### The records
# # # # #

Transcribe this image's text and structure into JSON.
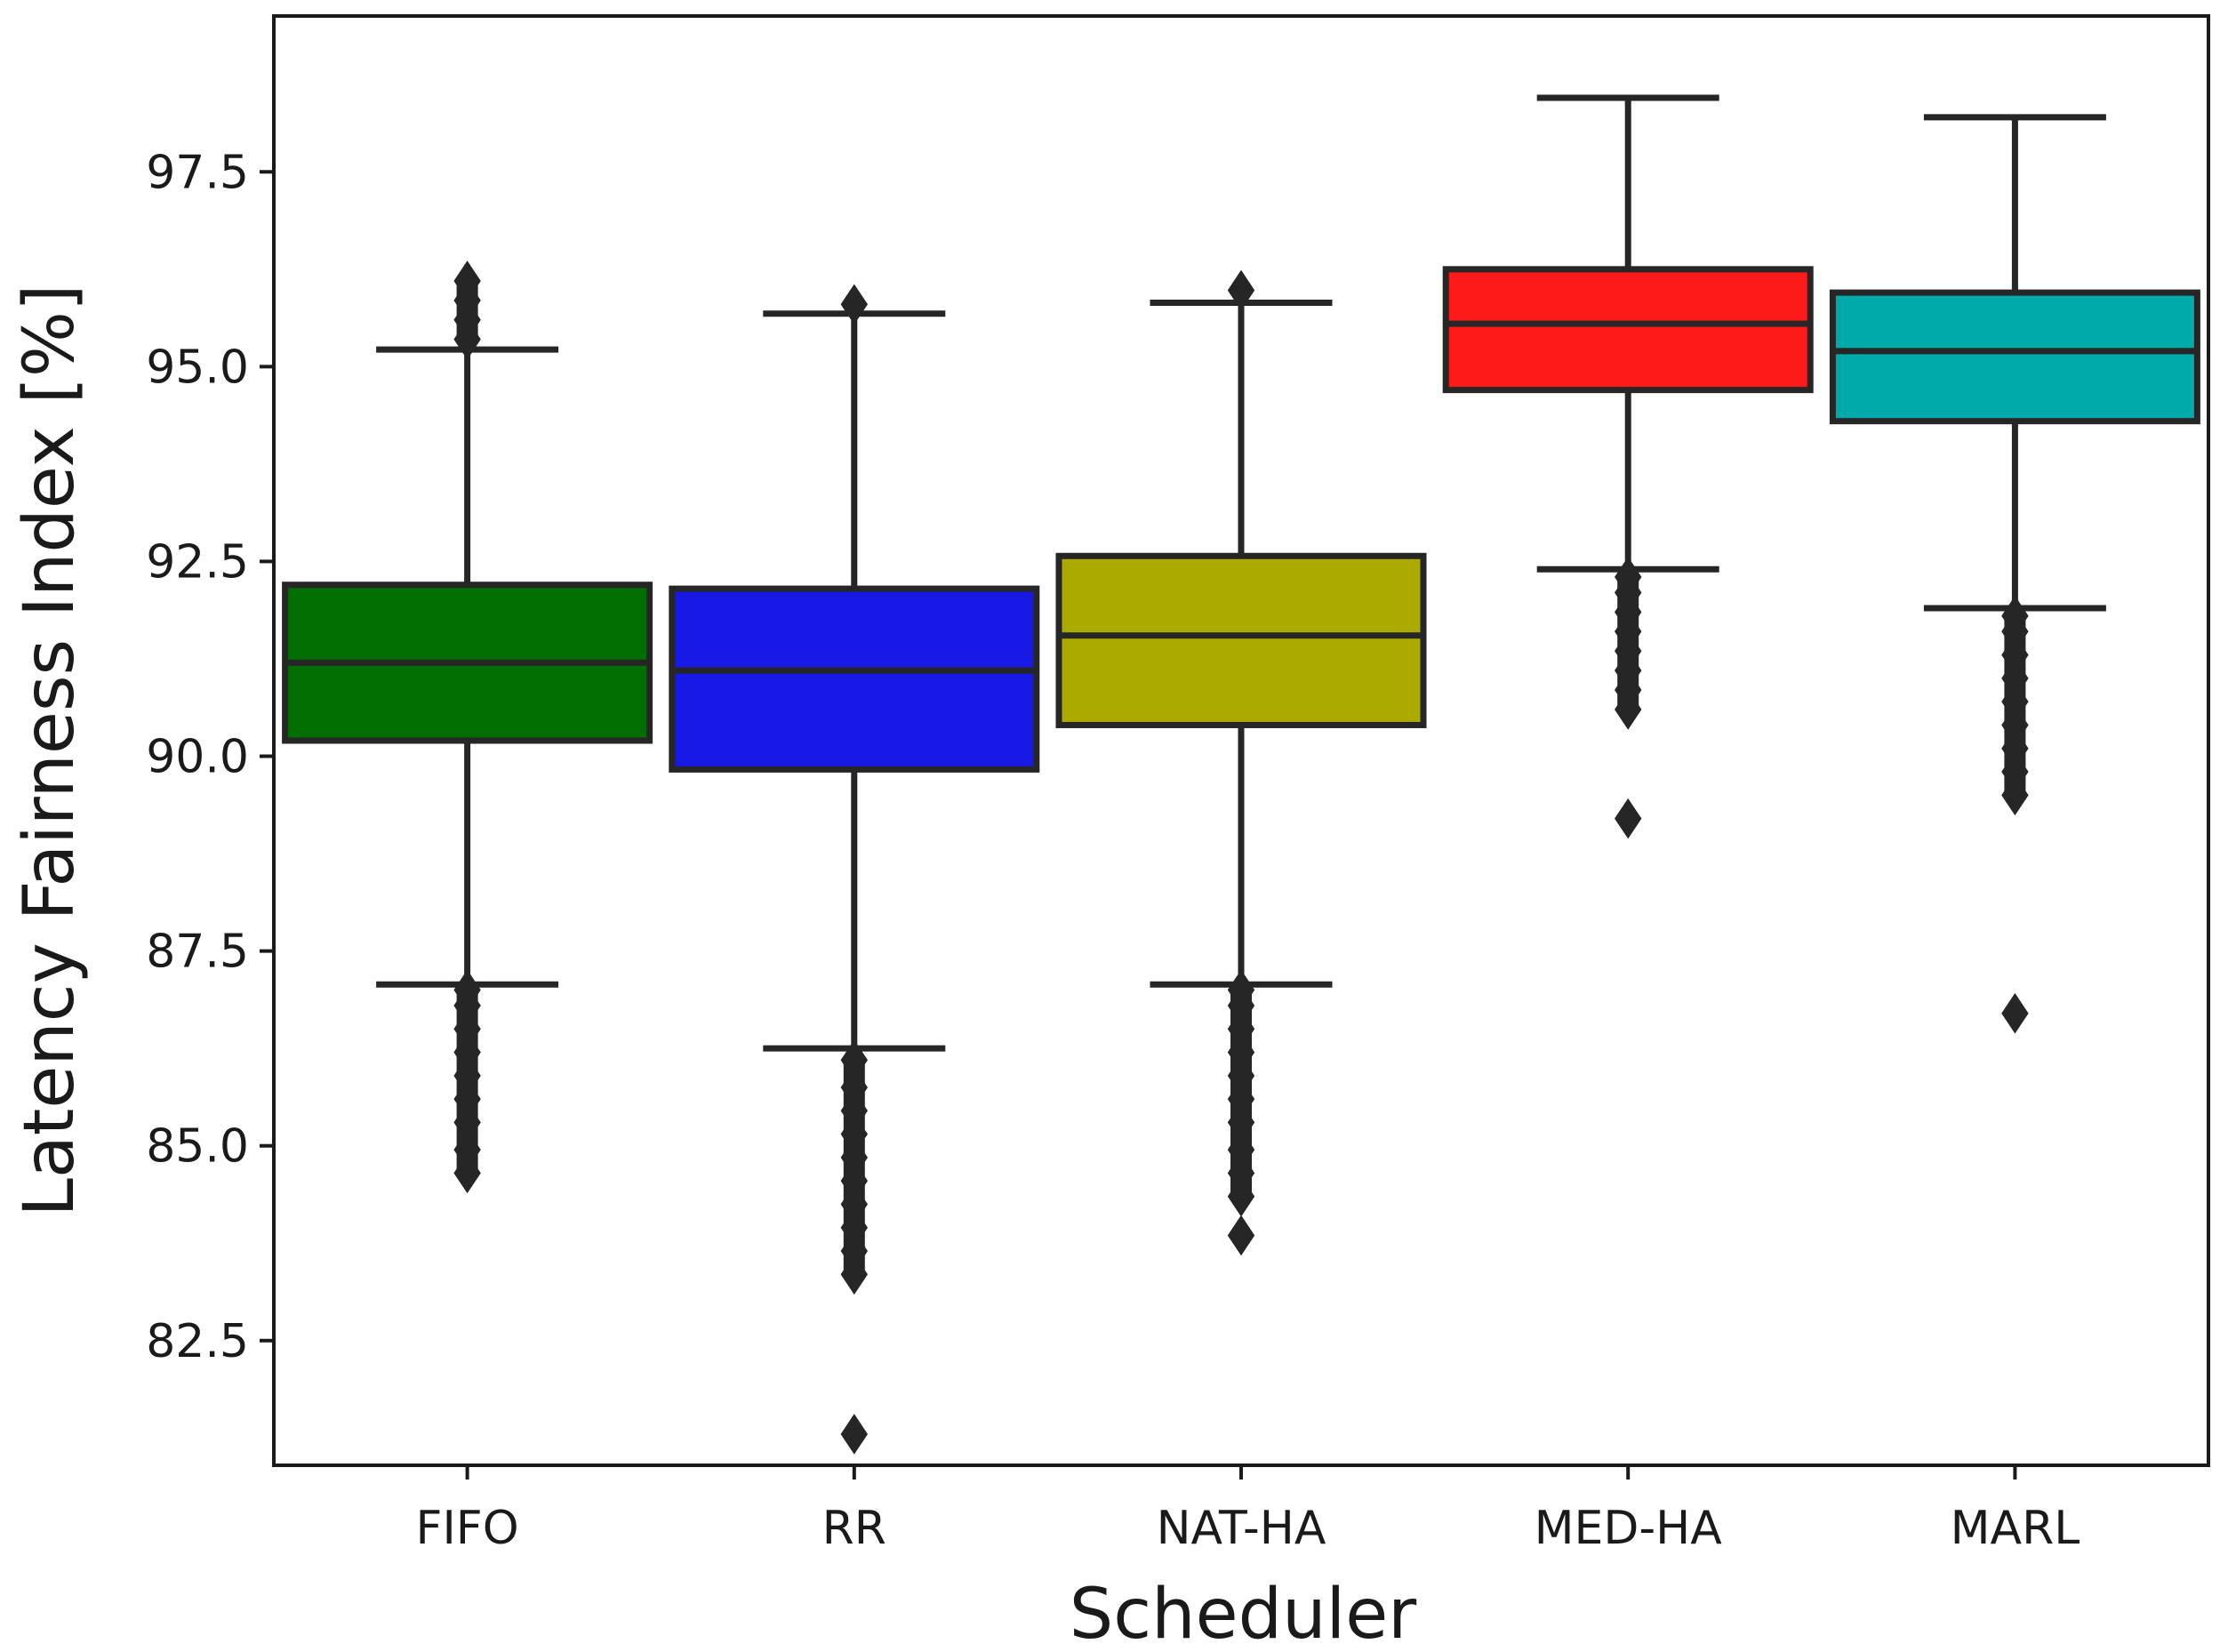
{
  "chart_data": {
    "type": "box",
    "title": "",
    "xlabel": "Scheduler",
    "ylabel": "Latency Fairness Index [%]",
    "ylim": [
      80.9,
      99.5
    ],
    "yticks": [
      82.5,
      85.0,
      87.5,
      90.0,
      92.5,
      95.0,
      97.5
    ],
    "ytick_labels": [
      "82.5",
      "85.0",
      "87.5",
      "90.0",
      "92.5",
      "95.0",
      "97.5"
    ],
    "categories": [
      "FIFO",
      "RR",
      "NAT-HA",
      "MED-HA",
      "MARL"
    ],
    "series": [
      {
        "name": "FIFO",
        "color": "#006e00",
        "whisker_low": 87.07,
        "q1": 90.2,
        "median": 91.2,
        "q3": 92.2,
        "whisker_high": 95.22,
        "outliers_low": [
          84.65,
          84.95,
          85.3,
          85.6,
          85.9,
          86.2,
          86.5,
          86.8,
          87.0
        ],
        "outliers_high": [
          95.35,
          95.6,
          95.85,
          96.1
        ]
      },
      {
        "name": "RR",
        "color": "#1919e6",
        "whisker_low": 86.25,
        "q1": 89.83,
        "median": 91.1,
        "q3": 92.15,
        "whisker_high": 95.68,
        "outliers_low": [
          81.3,
          83.35,
          83.65,
          83.95,
          84.25,
          84.55,
          84.85,
          85.15,
          85.45,
          85.75,
          86.1
        ],
        "outliers_high": [
          95.8
        ]
      },
      {
        "name": "NAT-HA",
        "color": "#aaaa00",
        "whisker_low": 87.07,
        "q1": 90.4,
        "median": 91.55,
        "q3": 92.57,
        "whisker_high": 95.82,
        "outliers_low": [
          83.85,
          84.35,
          84.65,
          84.95,
          85.3,
          85.6,
          85.9,
          86.2,
          86.5,
          86.8,
          87.0
        ],
        "outliers_high": [
          95.98
        ]
      },
      {
        "name": "MED-HA",
        "color": "#ff1a1a",
        "whisker_low": 92.4,
        "q1": 94.7,
        "median": 95.55,
        "q3": 96.25,
        "whisker_high": 98.45,
        "outliers_low": [
          89.2,
          90.6,
          90.85,
          91.1,
          91.35,
          91.6,
          91.85,
          92.1,
          92.3
        ],
        "outliers_high": []
      },
      {
        "name": "MARL",
        "color": "#00aaaa",
        "whisker_low": 91.9,
        "q1": 94.3,
        "median": 95.2,
        "q3": 95.95,
        "whisker_high": 98.2,
        "outliers_low": [
          86.7,
          89.5,
          89.8,
          90.1,
          90.4,
          90.7,
          91.0,
          91.3,
          91.6,
          91.8
        ],
        "outliers_high": []
      }
    ]
  }
}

# # # # #

### Exercise goal
Omit every picture, then repeat the remaining data exactly as it appears above.

### Exercise output
Transcribe this image's text and structure into JSON.
{
  "chart_data": {
    "type": "box",
    "title": "",
    "xlabel": "Scheduler",
    "ylabel": "Latency Fairness Index [%]",
    "ylim": [
      80.9,
      99.5
    ],
    "yticks": [
      82.5,
      85.0,
      87.5,
      90.0,
      92.5,
      95.0,
      97.5
    ],
    "ytick_labels": [
      "82.5",
      "85.0",
      "87.5",
      "90.0",
      "92.5",
      "95.0",
      "97.5"
    ],
    "categories": [
      "FIFO",
      "RR",
      "NAT-HA",
      "MED-HA",
      "MARL"
    ],
    "series": [
      {
        "name": "FIFO",
        "color": "#006e00",
        "whisker_low": 87.07,
        "q1": 90.2,
        "median": 91.2,
        "q3": 92.2,
        "whisker_high": 95.22,
        "outliers_low": [
          84.65,
          84.95,
          85.3,
          85.6,
          85.9,
          86.2,
          86.5,
          86.8,
          87.0
        ],
        "outliers_high": [
          95.35,
          95.6,
          95.85,
          96.1
        ]
      },
      {
        "name": "RR",
        "color": "#1919e6",
        "whisker_low": 86.25,
        "q1": 89.83,
        "median": 91.1,
        "q3": 92.15,
        "whisker_high": 95.68,
        "outliers_low": [
          81.3,
          83.35,
          83.65,
          83.95,
          84.25,
          84.55,
          84.85,
          85.15,
          85.45,
          85.75,
          86.1
        ],
        "outliers_high": [
          95.8
        ]
      },
      {
        "name": "NAT-HA",
        "color": "#aaaa00",
        "whisker_low": 87.07,
        "q1": 90.4,
        "median": 91.55,
        "q3": 92.57,
        "whisker_high": 95.82,
        "outliers_low": [
          83.85,
          84.35,
          84.65,
          84.95,
          85.3,
          85.6,
          85.9,
          86.2,
          86.5,
          86.8,
          87.0
        ],
        "outliers_high": [
          95.98
        ]
      },
      {
        "name": "MED-HA",
        "color": "#ff1a1a",
        "whisker_low": 92.4,
        "q1": 94.7,
        "median": 95.55,
        "q3": 96.25,
        "whisker_high": 98.45,
        "outliers_low": [
          89.2,
          90.6,
          90.85,
          91.1,
          91.35,
          91.6,
          91.85,
          92.1,
          92.3
        ],
        "outliers_high": []
      },
      {
        "name": "MARL",
        "color": "#00aaaa",
        "whisker_low": 91.9,
        "q1": 94.3,
        "median": 95.2,
        "q3": 95.95,
        "whisker_high": 98.2,
        "outliers_low": [
          86.7,
          89.5,
          89.8,
          90.1,
          90.4,
          90.7,
          91.0,
          91.3,
          91.6,
          91.8
        ],
        "outliers_high": []
      }
    ]
  }
}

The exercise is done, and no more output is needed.